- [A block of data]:
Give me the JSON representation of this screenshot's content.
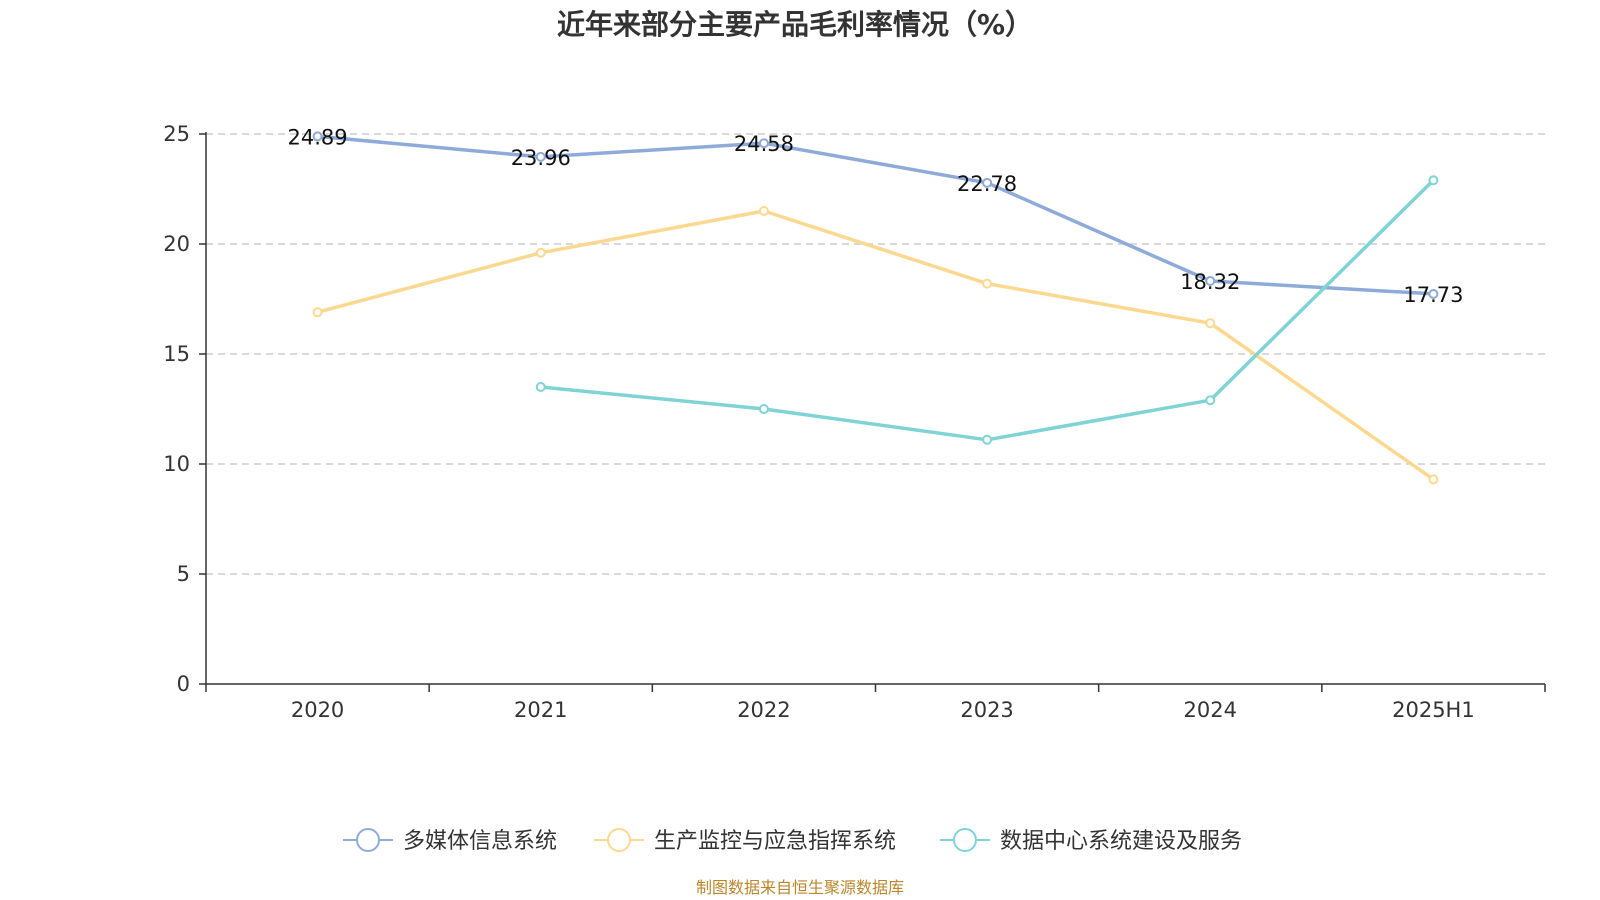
{
  "chart_data": {
    "type": "line",
    "title": "近年来部分主要产品毛利率情况（%）",
    "categories": [
      "2020",
      "2021",
      "2022",
      "2023",
      "2024",
      "2025H1"
    ],
    "ylim": [
      0,
      25
    ],
    "yticks": [
      0,
      5,
      10,
      15,
      20,
      25
    ],
    "grid": true,
    "legend_position": "bottom",
    "series": [
      {
        "name": "多媒体信息系统",
        "color": "#8eaad8",
        "values": [
          24.89,
          23.96,
          24.58,
          22.78,
          18.32,
          17.73
        ],
        "labels": true
      },
      {
        "name": "生产监控与应急指挥系统",
        "color": "#fbd890",
        "values": [
          16.9,
          19.6,
          21.5,
          18.2,
          16.4,
          9.3
        ],
        "labels": false
      },
      {
        "name": "数据中心系统建设及服务",
        "color": "#7fd3d4",
        "values": [
          null,
          13.5,
          12.5,
          11.1,
          12.9,
          22.9
        ],
        "labels": false
      }
    ]
  },
  "source_text": "制图数据来自恒生聚源数据库"
}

- [Written request]:
Make an exact reproduction of the listing above, without any pictures.

- [Response below]:
Give me the JSON representation of this screenshot's content.
{
  "chart_data": {
    "type": "line",
    "title": "近年来部分主要产品毛利率情况（%）",
    "categories": [
      "2020",
      "2021",
      "2022",
      "2023",
      "2024",
      "2025H1"
    ],
    "ylim": [
      0,
      25
    ],
    "yticks": [
      0,
      5,
      10,
      15,
      20,
      25
    ],
    "grid": true,
    "legend_position": "bottom",
    "series": [
      {
        "name": "多媒体信息系统",
        "color": "#8eaad8",
        "values": [
          24.89,
          23.96,
          24.58,
          22.78,
          18.32,
          17.73
        ],
        "labels": true
      },
      {
        "name": "生产监控与应急指挥系统",
        "color": "#fbd890",
        "values": [
          16.9,
          19.6,
          21.5,
          18.2,
          16.4,
          9.3
        ],
        "labels": false
      },
      {
        "name": "数据中心系统建设及服务",
        "color": "#7fd3d4",
        "values": [
          null,
          13.5,
          12.5,
          11.1,
          12.9,
          22.9
        ],
        "labels": false
      }
    ]
  },
  "source_text": "制图数据来自恒生聚源数据库"
}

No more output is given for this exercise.